Exercise task —
Pull each line holding the word "marker" from the data.

--- Begin ---

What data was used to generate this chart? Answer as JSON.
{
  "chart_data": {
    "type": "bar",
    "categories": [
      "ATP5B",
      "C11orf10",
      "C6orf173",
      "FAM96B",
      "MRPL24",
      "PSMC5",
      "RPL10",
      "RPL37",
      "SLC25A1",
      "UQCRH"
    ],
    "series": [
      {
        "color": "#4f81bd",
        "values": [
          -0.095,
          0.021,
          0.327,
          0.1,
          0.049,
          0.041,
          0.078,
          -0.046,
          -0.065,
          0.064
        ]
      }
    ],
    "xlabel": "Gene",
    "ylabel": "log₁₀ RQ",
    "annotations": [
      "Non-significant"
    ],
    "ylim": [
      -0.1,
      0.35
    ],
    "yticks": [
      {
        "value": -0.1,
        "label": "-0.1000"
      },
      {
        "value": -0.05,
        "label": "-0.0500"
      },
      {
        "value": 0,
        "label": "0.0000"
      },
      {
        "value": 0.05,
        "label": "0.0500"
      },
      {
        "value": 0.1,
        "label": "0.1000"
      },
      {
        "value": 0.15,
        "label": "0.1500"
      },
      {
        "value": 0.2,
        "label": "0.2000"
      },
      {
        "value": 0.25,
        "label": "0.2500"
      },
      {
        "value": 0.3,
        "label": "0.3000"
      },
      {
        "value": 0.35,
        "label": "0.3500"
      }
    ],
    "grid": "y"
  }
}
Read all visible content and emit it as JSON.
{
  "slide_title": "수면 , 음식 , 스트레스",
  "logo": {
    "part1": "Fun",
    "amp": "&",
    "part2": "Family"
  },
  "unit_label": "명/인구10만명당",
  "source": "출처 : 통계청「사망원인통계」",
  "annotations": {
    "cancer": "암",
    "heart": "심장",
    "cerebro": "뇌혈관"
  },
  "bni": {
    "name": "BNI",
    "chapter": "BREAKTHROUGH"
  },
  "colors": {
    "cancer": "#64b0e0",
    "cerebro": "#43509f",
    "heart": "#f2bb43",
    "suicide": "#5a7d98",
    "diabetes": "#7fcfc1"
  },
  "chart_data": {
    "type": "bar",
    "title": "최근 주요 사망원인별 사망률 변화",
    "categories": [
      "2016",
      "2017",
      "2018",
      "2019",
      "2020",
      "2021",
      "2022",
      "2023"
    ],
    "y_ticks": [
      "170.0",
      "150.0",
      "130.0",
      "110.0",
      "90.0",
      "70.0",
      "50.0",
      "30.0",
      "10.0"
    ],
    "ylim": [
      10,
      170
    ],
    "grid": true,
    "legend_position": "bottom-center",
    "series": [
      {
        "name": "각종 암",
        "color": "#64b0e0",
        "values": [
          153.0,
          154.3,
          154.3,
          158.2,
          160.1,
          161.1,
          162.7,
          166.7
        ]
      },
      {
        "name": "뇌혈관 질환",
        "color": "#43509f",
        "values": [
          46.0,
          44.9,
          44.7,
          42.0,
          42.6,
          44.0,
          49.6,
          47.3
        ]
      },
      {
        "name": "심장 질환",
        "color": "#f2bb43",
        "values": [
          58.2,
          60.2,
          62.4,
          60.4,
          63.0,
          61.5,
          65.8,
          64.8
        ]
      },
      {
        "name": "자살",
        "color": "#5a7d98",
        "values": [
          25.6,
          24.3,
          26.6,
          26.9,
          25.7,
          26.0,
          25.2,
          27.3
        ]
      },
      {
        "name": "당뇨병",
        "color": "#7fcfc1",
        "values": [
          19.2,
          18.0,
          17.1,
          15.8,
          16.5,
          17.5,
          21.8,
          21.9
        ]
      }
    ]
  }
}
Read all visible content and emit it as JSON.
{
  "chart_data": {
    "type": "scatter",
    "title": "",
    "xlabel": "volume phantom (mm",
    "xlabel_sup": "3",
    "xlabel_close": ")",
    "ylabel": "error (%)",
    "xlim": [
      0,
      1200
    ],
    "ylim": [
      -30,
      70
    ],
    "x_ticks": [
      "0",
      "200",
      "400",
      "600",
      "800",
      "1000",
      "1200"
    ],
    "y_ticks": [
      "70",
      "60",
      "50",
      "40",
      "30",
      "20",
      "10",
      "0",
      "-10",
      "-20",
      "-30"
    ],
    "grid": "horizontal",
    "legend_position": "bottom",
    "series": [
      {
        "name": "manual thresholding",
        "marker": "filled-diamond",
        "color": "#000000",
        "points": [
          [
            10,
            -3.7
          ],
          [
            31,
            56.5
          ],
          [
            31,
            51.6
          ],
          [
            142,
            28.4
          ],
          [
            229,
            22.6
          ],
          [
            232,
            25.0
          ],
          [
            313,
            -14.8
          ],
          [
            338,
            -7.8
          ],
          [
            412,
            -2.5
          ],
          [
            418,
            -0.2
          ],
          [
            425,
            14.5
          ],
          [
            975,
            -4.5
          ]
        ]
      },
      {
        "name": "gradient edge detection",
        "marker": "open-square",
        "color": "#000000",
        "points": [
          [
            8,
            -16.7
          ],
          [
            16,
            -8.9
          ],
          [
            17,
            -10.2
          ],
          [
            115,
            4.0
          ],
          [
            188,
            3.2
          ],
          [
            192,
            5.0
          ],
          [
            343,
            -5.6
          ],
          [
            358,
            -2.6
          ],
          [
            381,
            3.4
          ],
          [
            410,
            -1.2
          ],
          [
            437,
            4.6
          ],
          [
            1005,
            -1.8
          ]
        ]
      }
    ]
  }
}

--- End ---

Response to this exercise —
        "marker": "filled-diamond",
        "marker": "open-square",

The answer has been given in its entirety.